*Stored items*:
================
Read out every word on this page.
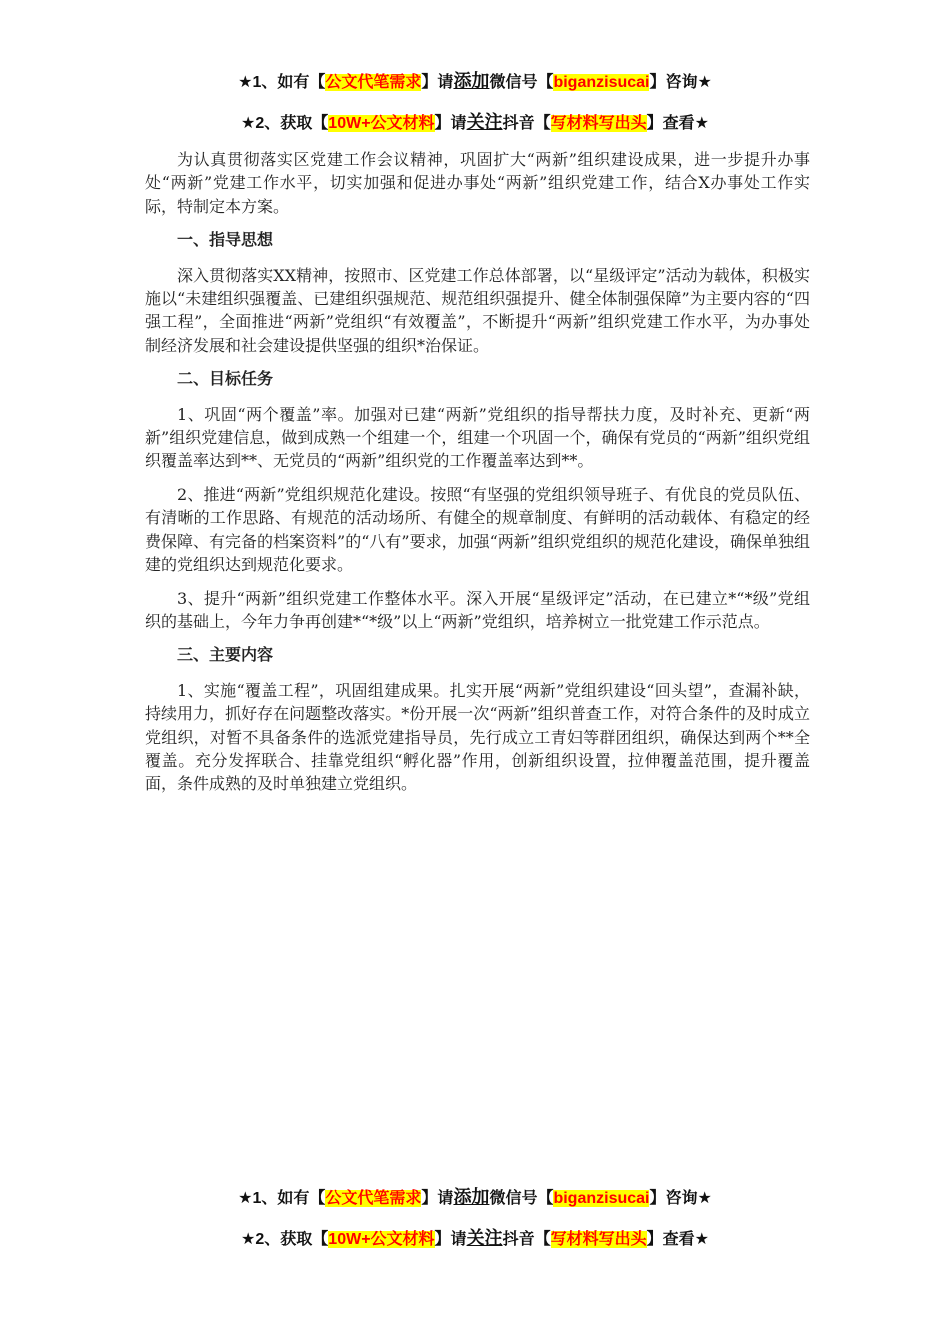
★1、如有【公文代笔需求】请添加微信号【biganzisucai】咨询★
★2、获取【10W+公文材料】请关注抖音【写材料写出头】查看★

为认真贯彻落实区党建工作会议精神，巩固扩大“两新”组织建设成果，进一步提升办事处“两新”党建工作水平，切实加强和促进办事处“两新”组织党建工作，结合X办事处工作实际，特制定本方案。

一、指导思想

深入贯彻落实XX精神，按照市、区党建工作总体部署，以“星级评定”活动为载体，积极实施以“未建组织强覆盖、已建组织强规范、规范组织强提升、健全体制强保障”为主要内容的“四强工程”，全面推进“两新”党组织“有效覆盖”，不断提升“两新”组织党建工作水平，为办事处制经济发展和社会建设提供坚强的组织*治保证。

二、目标任务

1、巩固“两个覆盖”率。加强对已建“两新”党组织的指导帮扶力度，及时补充、更新“两新”组织党建信息，做到成熟一个组建一个，组建一个巩固一个，确保有党员的“两新”组织党组织覆盖率达到**、无党员的“两新”组织党的工作覆盖率达到**。

2、推进“两新”党组织规范化建设。按照“有坚强的党组织领导班子、有优良的党员队伍、有清晰的工作思路、有规范的活动场所、有健全的规章制度、有鲜明的活动载体、有稳定的经费保障、有完备的档案资料”的“八有”要求，加强“两新”组织党组织的规范化建设，确保单独组建的党组织达到规范化要求。

3、提升“两新”组织党建工作整体水平。深入开展“星级评定”活动，在已建立*“*级”党组织的基础上，今年力争再创建*“*级”以上“两新”党组织，培养树立一批党建工作示范点。

三、主要内容

1、实施“覆盖工程”，巩固组建成果。扎实开展“两新”党组织建设“回头望”，查漏补缺，持续用力，抓好存在问题整改落实。*份开展一次“两新”组织普查工作，对符合条件的及时成立党组织，对暂不具备条件的选派党建指导员，先行成立工青妇等群团组织，确保达到两个**全覆盖。充分发挥联合、挂靠党组织“孵化器”作用，创新组织设置，拉伸覆盖范围，提升覆盖面，条件成熟的及时单独建立党组织。

★1、如有【公文代笔需求】请添加微信号【biganzisucai】咨询★
★2、获取【10W+公文材料】请关注抖音【写材料写出头】查看★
================
Search the listing for the string "星级评定". Copy each line where it turns up.

深入贯彻落实XX精神，按照市、区党建工作总体部署，以“星级评定”活动为载体，积极实施以“未建组织强覆盖、已建组织强规范、规范组织强提升、健全体制强保障”为主要内容的“四强工程”，全面推进“两新”党组织“有效覆盖”，不断提升“两新”组织党建工作水平，为办事处制经济发展和社会建设提供坚强的组织*治保证。
3、提升“两新”组织党建工作整体水平。深入开展“星级评定”活动，在已建立*“*级”党组织的基础上，今年力争再创建*“*级”以上“两新”党组织，培养树立一批党建工作示范点。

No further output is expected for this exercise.